----- RECORDS TO USE -----

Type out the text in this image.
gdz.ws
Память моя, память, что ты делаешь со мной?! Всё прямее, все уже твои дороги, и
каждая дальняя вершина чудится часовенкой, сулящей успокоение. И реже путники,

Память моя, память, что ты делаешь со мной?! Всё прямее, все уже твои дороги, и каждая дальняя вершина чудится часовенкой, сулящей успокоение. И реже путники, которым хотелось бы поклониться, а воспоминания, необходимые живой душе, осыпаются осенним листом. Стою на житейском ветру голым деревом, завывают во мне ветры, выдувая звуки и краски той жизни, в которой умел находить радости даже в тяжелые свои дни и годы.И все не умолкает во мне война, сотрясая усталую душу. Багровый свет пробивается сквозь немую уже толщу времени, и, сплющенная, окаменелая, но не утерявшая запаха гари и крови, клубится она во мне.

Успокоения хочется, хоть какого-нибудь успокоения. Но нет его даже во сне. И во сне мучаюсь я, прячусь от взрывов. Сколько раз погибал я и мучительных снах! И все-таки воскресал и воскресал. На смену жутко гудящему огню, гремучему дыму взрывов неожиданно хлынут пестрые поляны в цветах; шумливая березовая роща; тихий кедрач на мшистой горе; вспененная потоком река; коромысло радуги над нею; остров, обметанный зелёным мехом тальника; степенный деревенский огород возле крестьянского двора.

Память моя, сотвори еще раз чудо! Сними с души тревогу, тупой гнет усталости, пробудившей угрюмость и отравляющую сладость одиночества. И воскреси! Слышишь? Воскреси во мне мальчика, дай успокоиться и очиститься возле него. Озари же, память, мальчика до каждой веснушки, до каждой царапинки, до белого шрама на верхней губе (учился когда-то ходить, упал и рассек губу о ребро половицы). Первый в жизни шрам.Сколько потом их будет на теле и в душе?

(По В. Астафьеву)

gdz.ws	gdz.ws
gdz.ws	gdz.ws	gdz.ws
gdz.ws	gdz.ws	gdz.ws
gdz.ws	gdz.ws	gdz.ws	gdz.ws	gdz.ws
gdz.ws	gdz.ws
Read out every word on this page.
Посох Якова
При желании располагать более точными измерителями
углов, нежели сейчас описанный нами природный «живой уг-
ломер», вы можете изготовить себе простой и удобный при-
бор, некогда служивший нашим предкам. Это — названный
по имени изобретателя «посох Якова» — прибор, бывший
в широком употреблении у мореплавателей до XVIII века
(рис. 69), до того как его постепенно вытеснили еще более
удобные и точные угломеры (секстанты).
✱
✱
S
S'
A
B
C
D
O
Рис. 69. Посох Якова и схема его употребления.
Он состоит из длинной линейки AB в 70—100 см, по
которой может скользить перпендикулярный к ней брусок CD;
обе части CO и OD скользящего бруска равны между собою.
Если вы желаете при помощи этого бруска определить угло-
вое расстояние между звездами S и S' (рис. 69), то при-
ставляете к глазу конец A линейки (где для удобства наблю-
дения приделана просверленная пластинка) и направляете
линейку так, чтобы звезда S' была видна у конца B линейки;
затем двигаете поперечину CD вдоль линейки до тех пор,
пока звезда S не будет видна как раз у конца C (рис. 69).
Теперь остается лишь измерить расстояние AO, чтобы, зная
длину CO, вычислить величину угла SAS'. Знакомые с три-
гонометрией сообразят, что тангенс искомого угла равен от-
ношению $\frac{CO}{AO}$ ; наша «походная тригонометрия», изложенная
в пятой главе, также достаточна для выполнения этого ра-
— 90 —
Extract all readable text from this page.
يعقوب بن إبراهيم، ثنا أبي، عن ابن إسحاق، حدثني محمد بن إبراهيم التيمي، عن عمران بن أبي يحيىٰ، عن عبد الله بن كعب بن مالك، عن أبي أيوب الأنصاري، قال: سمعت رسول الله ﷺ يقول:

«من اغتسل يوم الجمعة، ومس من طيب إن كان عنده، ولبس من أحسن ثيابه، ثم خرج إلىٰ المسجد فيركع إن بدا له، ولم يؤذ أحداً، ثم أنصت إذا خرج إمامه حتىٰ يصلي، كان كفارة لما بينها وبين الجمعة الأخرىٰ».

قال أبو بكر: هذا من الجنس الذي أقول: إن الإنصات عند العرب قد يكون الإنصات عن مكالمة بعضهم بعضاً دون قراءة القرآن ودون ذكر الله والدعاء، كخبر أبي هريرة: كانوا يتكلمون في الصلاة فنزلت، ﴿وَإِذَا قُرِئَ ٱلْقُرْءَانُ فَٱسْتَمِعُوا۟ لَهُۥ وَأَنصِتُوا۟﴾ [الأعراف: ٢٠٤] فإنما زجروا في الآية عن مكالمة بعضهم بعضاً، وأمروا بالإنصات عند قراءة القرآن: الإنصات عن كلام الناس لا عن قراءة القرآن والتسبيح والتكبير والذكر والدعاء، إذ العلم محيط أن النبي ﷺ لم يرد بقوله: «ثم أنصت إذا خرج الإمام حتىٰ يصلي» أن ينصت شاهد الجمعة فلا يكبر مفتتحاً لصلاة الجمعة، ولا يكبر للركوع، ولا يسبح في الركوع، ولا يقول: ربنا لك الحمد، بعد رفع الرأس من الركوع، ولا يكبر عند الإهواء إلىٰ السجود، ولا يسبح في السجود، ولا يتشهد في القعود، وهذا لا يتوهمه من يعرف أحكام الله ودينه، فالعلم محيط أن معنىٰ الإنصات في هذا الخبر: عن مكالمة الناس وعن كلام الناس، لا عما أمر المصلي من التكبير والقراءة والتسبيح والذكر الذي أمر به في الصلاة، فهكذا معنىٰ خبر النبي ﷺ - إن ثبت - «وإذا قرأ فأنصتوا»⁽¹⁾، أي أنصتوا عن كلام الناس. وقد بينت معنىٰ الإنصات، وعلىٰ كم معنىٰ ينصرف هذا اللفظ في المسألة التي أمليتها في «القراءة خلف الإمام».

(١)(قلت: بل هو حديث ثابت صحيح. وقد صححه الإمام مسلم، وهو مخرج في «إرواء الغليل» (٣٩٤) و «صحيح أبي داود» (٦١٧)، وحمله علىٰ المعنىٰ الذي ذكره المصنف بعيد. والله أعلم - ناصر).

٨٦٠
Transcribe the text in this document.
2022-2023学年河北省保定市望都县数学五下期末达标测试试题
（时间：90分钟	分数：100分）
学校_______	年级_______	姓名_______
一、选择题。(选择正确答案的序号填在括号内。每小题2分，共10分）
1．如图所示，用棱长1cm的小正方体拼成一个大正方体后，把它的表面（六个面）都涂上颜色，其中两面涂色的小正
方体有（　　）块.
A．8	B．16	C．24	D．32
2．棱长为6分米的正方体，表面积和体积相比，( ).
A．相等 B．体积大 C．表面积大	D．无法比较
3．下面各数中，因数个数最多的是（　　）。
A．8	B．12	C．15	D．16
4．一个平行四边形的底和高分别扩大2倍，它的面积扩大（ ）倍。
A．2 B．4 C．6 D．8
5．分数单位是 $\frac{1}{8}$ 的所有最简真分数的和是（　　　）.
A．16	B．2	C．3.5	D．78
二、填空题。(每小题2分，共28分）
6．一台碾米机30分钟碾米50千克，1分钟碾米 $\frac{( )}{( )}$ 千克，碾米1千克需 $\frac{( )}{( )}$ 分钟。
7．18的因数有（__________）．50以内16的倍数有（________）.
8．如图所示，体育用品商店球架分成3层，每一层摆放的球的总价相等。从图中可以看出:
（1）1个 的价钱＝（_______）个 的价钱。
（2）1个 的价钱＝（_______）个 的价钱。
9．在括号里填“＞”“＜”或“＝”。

-----

▶ _DESCRIPTION OF THE TASK_
Please set down all the data word for word.

▶ _SOLUTION_
Type out the text in this image.
gdz.ws
Память моя, память, что ты делаешь со мной?! Всё прямее, все уже твои дороги, и
каждая дальняя вершина чудится часовенкой, сулящей успокоение. И реже путники,

Память моя, память, что ты делаешь со мной?! Всё прямее, все уже твои дороги, и каждая дальняя вершина чудится часовенкой, сулящей успокоение. И реже путники, которым хотелось бы поклониться, а воспоминания, необходимые живой душе, осыпаются осенним листом. Стою на житейском ветру голым деревом, завывают во мне ветры, выдувая звуки и краски той жизни, в которой умел находить радости даже в тяжелые свои дни и годы.И все не умолкает во мне война, сотрясая усталую душу. Багровый свет пробивается сквозь немую уже толщу времени, и, сплющенная, окаменелая, но не утерявшая запаха гари и крови, клубится она во мне.

Успокоения хочется, хоть какого-нибудь успокоения. Но нет его даже во сне. И во сне мучаюсь я, прячусь от взрывов. Сколько раз погибал я и мучительных снах! И все-таки воскресал и воскресал. На смену жутко гудящему огню, гремучему дыму взрывов неожиданно хлынут пестрые поляны в цветах; шумливая березовая роща; тихий кедрач на мшистой горе; вспененная потоком река; коромысло радуги над нею; остров, обметанный зелёным мехом тальника; степенный деревенский огород возле крестьянского двора.

Память моя, сотвори еще раз чудо! Сними с души тревогу, тупой гнет усталости, пробудившей угрюмость и отравляющую сладость одиночества. И воскреси! Слышишь? Воскреси во мне мальчика, дай успокоиться и очиститься возле него. Озари же, память, мальчика до каждой веснушки, до каждой царапинки, до белого шрама на верхней губе (учился когда-то ходить, упал и рассек губу о ребро половицы). Первый в жизни шрам.Сколько потом их будет на теле и в душе?

(По В. Астафьеву)

gdz.ws	gdz.ws
gdz.ws	gdz.ws	gdz.ws
gdz.ws	gdz.ws	gdz.ws
gdz.ws	gdz.ws	gdz.ws	gdz.ws	gdz.ws
gdz.ws	gdz.ws
Read out every word on this page.
Посох Якова
При желании располагать более точными измерителями
углов, нежели сейчас описанный нами природный «живой уг-
ломер», вы можете изготовить себе простой и удобный при-
бор, некогда служивший нашим предкам. Это — названный
по имени изобретателя «посох Якова» — прибор, бывший
в широком употреблении у мореплавателей до XVIII века
(рис. 69), до того как его постепенно вытеснили еще более
удобные и точные угломеры (секстанты).
✱
✱
S
S'
A
B
C
D
O
Рис. 69. Посох Якова и схема его употребления.
Он состоит из длинной линейки AB в 70—100 см, по
которой может скользить перпендикулярный к ней брусок CD;
обе части CO и OD скользящего бруска равны между собою.
Если вы желаете при помощи этого бруска определить угло-
вое расстояние между звездами S и S' (рис. 69), то при-
ставляете к глазу конец A линейки (где для удобства наблю-
дения приделана просверленная пластинка) и направляете
линейку так, чтобы звезда S' была видна у конца B линейки;
затем двигаете поперечину CD вдоль линейки до тех пор,
пока звезда S не будет видна как раз у конца C (рис. 69).
Теперь остается лишь измерить расстояние AO, чтобы, зная
длину CO, вычислить величину угла SAS'. Знакомые с три-
гонометрией сообразят, что тангенс искомого угла равен от-
ношению $\frac{CO}{AO}$ ; наша «походная тригонометрия», изложенная
в пятой главе, также достаточна для выполнения этого ра-
— 90 —
Extract all readable text from this page.
يعقوب بن إبراهيم، ثنا أبي، عن ابن إسحاق، حدثني محمد بن إبراهيم التيمي، عن عمران بن أبي يحيىٰ، عن عبد الله بن كعب بن مالك، عن أبي أيوب الأنصاري، قال: سمعت رسول الله ﷺ يقول:

«من اغتسل يوم الجمعة، ومس من طيب إن كان عنده، ولبس من أحسن ثيابه، ثم خرج إلىٰ المسجد فيركع إن بدا له، ولم يؤذ أحداً، ثم أنصت إذا خرج إمامه حتىٰ يصلي، كان كفارة لما بينها وبين الجمعة الأخرىٰ».

قال أبو بكر: هذا من الجنس الذي أقول: إن الإنصات عند العرب قد يكون الإنصات عن مكالمة بعضهم بعضاً دون قراءة القرآن ودون ذكر الله والدعاء، كخبر أبي هريرة: كانوا يتكلمون في الصلاة فنزلت، ﴿وَإِذَا قُرِئَ ٱلْقُرْءَانُ فَٱسْتَمِعُوا۟ لَهُۥ وَأَنصِتُوا۟﴾ [الأعراف: ٢٠٤] فإنما زجروا في الآية عن مكالمة بعضهم بعضاً، وأمروا بالإنصات عند قراءة القرآن: الإنصات عن كلام الناس لا عن قراءة القرآن والتسبيح والتكبير والذكر والدعاء، إذ العلم محيط أن النبي ﷺ لم يرد بقوله: «ثم أنصت إذا خرج الإمام حتىٰ يصلي» أن ينصت شاهد الجمعة فلا يكبر مفتتحاً لصلاة الجمعة، ولا يكبر للركوع، ولا يسبح في الركوع، ولا يقول: ربنا لك الحمد، بعد رفع الرأس من الركوع، ولا يكبر عند الإهواء إلىٰ السجود، ولا يسبح في السجود، ولا يتشهد في القعود، وهذا لا يتوهمه من يعرف أحكام الله ودينه، فالعلم محيط أن معنىٰ الإنصات في هذا الخبر: عن مكالمة الناس وعن كلام الناس، لا عما أمر المصلي من التكبير والقراءة والتسبيح والذكر الذي أمر به في الصلاة، فهكذا معنىٰ خبر النبي ﷺ - إن ثبت - «وإذا قرأ فأنصتوا»⁽¹⁾، أي أنصتوا عن كلام الناس. وقد بينت معنىٰ الإنصات، وعلىٰ كم معنىٰ ينصرف هذا اللفظ في المسألة التي أمليتها في «القراءة خلف الإمام».

(١)(قلت: بل هو حديث ثابت صحيح. وقد صححه الإمام مسلم، وهو مخرج في «إرواء الغليل» (٣٩٤) و «صحيح أبي داود» (٦١٧)، وحمله علىٰ المعنىٰ الذي ذكره المصنف بعيد. والله أعلم - ناصر).

٨٦٠
Transcribe the text in this document.
2022-2023学年河北省保定市望都县数学五下期末达标测试试题
（时间：90分钟	分数：100分）
学校_______	年级_______	姓名_______
一、选择题。(选择正确答案的序号填在括号内。每小题2分，共10分）
1．如图所示，用棱长1cm的小正方体拼成一个大正方体后，把它的表面（六个面）都涂上颜色，其中两面涂色的小正
方体有（　　）块.
A．8	B．16	C．24	D．32
2．棱长为6分米的正方体，表面积和体积相比，( ).
A．相等 B．体积大 C．表面积大	D．无法比较
3．下面各数中，因数个数最多的是（　　）。
A．8	B．12	C．15	D．16
4．一个平行四边形的底和高分别扩大2倍，它的面积扩大（ ）倍。
A．2 B．4 C．6 D．8
5．分数单位是 $\frac{1}{8}$ 的所有最简真分数的和是（　　　）.
A．16	B．2	C．3.5	D．78
二、填空题。(每小题2分，共28分）
6．一台碾米机30分钟碾米50千克，1分钟碾米 $\frac{( )}{( )}$ 千克，碾米1千克需 $\frac{( )}{( )}$ 分钟。
7．18的因数有（__________）．50以内16的倍数有（________）.
8．如图所示，体育用品商店球架分成3层，每一层摆放的球的总价相等。从图中可以看出:
（1）1个 的价钱＝（_______）个 的价钱。
（2）1个 的价钱＝（_______）个 的价钱。
9．在括号里填“＞”“＜”或“＝”。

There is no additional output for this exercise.